-- start INPUT DATA --

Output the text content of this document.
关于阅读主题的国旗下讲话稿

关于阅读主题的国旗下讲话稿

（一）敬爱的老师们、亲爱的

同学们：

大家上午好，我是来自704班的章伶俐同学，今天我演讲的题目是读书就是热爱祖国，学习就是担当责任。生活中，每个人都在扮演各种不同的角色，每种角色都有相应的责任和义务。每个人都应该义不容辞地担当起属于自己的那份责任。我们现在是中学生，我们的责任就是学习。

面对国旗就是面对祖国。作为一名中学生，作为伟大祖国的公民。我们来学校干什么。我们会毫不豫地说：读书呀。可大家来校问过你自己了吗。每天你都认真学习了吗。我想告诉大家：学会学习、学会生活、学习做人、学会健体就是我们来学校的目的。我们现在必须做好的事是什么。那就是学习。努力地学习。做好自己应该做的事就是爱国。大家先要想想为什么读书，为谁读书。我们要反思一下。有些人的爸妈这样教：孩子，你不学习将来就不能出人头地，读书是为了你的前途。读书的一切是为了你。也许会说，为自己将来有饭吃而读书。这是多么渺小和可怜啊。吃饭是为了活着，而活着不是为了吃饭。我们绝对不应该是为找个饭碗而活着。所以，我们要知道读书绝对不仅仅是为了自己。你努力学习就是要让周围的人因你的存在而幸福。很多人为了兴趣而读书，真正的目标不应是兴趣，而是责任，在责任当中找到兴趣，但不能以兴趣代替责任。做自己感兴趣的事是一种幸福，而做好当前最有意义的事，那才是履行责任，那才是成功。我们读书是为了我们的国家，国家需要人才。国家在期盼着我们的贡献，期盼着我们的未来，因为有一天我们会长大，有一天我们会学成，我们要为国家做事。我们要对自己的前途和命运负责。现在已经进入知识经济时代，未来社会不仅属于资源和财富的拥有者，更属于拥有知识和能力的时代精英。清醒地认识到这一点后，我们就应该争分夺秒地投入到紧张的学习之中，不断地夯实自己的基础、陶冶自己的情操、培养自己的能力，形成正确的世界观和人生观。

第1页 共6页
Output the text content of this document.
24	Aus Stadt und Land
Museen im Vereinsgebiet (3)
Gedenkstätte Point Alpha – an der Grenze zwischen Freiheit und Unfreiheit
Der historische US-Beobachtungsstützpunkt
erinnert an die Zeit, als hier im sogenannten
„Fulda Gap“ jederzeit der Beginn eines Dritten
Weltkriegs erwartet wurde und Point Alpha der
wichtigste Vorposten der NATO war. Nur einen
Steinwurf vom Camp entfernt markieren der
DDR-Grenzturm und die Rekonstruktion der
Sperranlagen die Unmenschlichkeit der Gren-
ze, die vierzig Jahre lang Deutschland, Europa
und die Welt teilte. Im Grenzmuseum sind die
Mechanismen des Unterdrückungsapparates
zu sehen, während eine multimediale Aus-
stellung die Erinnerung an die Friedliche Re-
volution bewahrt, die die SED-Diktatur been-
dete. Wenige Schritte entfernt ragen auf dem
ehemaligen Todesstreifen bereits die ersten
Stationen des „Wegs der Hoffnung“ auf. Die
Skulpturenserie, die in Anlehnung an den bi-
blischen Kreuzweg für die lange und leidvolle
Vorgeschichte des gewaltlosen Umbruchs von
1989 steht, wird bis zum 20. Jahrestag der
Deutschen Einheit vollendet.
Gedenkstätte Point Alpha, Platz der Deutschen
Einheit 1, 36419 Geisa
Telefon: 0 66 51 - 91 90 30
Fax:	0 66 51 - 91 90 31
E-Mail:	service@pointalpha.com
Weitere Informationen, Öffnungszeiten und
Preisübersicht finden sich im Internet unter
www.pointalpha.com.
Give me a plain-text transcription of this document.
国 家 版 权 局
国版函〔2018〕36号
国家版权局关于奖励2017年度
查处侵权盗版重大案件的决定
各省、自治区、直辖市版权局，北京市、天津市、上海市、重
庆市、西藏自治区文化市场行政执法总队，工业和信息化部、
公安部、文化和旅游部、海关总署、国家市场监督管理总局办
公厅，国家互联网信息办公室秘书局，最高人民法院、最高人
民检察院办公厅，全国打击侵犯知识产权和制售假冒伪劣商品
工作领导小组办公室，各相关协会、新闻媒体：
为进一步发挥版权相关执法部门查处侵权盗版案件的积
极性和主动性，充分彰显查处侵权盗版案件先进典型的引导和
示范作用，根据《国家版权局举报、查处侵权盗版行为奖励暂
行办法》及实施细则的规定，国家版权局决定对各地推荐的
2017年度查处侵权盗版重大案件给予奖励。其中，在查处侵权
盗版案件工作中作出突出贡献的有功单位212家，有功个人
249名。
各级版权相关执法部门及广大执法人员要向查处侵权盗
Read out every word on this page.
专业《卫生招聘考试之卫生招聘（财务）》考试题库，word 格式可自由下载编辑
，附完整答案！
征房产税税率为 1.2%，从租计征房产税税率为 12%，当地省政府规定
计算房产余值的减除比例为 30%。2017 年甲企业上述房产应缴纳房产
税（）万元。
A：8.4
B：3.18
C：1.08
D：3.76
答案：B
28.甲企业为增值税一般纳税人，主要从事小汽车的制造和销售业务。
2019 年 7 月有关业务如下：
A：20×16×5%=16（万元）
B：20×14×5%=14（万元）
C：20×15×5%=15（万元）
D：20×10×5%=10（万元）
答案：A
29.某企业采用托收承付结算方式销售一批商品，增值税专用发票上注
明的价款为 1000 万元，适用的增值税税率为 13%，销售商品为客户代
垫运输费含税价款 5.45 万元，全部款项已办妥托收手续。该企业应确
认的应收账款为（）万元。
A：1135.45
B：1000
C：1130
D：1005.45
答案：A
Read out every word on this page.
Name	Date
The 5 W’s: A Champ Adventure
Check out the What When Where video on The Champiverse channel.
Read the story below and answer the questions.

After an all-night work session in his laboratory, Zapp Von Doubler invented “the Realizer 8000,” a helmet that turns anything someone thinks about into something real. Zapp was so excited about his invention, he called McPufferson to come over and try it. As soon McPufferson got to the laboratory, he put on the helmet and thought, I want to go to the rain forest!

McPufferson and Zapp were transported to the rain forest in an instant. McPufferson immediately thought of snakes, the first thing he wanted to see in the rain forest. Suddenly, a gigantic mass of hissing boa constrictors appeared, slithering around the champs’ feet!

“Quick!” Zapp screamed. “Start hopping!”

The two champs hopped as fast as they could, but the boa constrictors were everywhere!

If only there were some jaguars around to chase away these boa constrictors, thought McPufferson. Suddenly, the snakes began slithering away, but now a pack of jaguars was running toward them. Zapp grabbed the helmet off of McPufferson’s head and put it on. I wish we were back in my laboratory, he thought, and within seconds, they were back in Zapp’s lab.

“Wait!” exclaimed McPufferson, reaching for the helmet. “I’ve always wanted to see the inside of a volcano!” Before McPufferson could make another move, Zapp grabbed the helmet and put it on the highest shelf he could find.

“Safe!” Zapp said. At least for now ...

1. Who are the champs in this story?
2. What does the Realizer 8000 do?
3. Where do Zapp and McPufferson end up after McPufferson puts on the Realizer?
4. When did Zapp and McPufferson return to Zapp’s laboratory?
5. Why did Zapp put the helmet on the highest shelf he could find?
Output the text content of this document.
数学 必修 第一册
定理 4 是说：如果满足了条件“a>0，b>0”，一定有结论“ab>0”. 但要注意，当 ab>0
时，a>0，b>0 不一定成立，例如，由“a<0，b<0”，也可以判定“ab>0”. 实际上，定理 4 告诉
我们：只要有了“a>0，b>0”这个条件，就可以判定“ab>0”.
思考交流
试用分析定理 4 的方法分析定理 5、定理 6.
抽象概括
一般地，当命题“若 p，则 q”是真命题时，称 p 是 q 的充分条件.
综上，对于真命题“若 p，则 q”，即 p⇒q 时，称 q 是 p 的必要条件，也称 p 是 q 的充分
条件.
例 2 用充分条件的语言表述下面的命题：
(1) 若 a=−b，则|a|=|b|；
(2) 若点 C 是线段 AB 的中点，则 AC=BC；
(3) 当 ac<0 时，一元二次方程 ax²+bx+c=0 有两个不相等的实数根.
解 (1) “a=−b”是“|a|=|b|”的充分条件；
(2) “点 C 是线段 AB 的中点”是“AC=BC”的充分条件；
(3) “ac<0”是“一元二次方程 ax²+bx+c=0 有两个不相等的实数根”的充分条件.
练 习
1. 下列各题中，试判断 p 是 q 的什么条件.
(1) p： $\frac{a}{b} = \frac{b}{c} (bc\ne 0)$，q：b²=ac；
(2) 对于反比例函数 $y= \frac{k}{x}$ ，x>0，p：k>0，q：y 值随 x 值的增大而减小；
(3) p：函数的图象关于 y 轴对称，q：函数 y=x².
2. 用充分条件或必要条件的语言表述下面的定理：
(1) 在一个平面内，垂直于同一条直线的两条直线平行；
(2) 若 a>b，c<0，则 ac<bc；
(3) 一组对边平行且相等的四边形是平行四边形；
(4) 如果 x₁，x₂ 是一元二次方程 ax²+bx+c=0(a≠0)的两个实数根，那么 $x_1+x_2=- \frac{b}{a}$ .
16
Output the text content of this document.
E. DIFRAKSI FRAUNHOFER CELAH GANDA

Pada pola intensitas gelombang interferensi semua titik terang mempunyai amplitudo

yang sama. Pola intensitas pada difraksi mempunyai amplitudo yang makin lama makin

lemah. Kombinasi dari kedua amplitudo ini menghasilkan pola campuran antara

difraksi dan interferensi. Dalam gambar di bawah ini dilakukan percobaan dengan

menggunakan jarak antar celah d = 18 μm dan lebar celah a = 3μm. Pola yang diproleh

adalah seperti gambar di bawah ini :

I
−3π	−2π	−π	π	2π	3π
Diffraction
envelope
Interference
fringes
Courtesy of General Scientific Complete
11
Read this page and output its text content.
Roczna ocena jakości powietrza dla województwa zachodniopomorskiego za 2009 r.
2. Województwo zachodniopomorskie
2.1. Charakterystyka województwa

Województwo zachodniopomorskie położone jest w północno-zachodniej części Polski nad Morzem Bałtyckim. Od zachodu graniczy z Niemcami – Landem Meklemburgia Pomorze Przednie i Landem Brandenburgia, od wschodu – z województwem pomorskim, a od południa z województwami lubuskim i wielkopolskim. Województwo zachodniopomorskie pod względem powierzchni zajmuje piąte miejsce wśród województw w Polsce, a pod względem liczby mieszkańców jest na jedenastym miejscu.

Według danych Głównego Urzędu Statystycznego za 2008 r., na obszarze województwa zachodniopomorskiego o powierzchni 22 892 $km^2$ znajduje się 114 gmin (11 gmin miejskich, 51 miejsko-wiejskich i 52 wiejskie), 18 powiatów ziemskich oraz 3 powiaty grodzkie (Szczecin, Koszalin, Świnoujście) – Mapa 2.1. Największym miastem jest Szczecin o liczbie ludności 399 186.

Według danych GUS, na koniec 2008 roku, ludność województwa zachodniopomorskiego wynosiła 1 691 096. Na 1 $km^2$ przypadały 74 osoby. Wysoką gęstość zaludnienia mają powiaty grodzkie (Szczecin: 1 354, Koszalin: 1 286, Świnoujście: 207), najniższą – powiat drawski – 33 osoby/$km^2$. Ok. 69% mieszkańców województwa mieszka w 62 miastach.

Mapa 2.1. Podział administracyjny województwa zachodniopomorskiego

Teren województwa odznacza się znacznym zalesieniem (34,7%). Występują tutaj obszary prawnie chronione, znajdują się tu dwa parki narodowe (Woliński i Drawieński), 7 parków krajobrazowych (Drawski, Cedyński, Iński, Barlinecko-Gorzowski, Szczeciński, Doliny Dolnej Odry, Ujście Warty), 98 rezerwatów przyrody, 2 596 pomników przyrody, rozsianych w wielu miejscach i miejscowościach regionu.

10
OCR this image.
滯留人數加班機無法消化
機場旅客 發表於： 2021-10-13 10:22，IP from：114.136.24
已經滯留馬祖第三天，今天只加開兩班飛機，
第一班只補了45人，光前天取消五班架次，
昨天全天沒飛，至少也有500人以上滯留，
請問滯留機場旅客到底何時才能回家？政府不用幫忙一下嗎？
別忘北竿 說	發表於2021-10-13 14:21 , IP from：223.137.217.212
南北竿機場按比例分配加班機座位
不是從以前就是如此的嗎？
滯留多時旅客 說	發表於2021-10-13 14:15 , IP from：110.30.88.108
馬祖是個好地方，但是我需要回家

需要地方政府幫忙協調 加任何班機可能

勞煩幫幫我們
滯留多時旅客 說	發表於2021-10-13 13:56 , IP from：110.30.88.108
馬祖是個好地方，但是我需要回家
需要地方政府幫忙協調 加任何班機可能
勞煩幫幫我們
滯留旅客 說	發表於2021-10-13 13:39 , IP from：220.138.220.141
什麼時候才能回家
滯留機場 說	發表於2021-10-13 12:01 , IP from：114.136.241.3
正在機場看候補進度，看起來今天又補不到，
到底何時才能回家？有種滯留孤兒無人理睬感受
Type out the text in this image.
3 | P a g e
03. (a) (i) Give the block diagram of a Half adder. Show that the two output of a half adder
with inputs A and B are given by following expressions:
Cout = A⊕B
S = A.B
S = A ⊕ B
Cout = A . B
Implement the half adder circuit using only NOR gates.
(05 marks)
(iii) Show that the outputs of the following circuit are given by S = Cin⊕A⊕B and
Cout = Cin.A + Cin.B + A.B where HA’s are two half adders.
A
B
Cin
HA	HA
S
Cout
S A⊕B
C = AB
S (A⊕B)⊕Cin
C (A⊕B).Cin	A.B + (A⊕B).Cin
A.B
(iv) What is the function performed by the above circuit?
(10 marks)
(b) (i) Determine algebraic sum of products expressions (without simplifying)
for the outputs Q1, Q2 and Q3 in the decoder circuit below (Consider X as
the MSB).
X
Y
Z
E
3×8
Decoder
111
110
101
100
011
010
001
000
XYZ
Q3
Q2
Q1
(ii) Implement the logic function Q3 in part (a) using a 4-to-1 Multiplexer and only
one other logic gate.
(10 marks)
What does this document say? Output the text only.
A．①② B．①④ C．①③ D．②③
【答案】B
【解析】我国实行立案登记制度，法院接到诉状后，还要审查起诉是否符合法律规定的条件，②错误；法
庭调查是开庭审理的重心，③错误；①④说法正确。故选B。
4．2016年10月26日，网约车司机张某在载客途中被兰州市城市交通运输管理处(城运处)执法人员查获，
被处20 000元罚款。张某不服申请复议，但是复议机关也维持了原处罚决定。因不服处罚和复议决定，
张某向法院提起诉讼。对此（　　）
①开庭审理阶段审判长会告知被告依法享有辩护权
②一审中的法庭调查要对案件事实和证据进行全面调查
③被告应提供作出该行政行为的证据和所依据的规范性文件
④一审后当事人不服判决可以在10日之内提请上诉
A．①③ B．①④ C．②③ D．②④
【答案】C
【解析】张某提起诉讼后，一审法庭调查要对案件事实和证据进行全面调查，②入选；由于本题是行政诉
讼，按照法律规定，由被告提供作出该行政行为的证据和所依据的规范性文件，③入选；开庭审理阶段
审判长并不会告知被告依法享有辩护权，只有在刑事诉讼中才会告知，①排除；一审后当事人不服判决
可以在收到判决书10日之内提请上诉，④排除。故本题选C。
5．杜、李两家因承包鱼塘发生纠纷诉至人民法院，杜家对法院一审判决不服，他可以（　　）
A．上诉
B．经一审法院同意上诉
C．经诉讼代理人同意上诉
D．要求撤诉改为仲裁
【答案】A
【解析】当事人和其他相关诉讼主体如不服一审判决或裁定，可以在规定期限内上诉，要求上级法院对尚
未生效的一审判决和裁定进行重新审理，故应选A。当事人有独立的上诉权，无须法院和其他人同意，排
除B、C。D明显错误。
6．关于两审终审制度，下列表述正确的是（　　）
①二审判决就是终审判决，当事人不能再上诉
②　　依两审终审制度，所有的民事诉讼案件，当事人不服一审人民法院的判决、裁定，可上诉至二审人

-- end INPUT DATA --

## WHAT IS BEING ASKED:
Find the string "zachodniopomorskiego" in the records, then copy each line where it occurs.

## COMPLETE OUTPUT:
Roczna ocena jakości powietrza dla województwa zachodniopomorskiego za 2009 r.
Według danych Głównego Urzędu Statystycznego za 2008 r., na obszarze województwa zachodniopomorskiego o powierzchni 22 892 $km^2$ znajduje się 114 gmin (11 gmin miejskich, 51 miejsko-wiejskich i 52 wiejskie), 18 powiatów ziemskich oraz 3 powiaty grodzkie (Szczecin, Koszalin, Świnoujście) – Mapa 2.1. Największym miastem jest Szczecin o liczbie ludności 399 186.
Według danych GUS, na koniec 2008 roku, ludność województwa zachodniopomorskiego wynosiła 1 691 096. Na 1 $km^2$ przypadały 74 osoby. Wysoką gęstość zaludnienia mają powiaty grodzkie (Szczecin: 1 354, Koszalin: 1 286, Świnoujście: 207), najniższą – powiat drawski – 33 osoby/$km^2$. Ok. 69% mieszkańców województwa mieszka w 62 miastach.
Mapa 2.1. Podział administracyjny województwa zachodniopomorskiego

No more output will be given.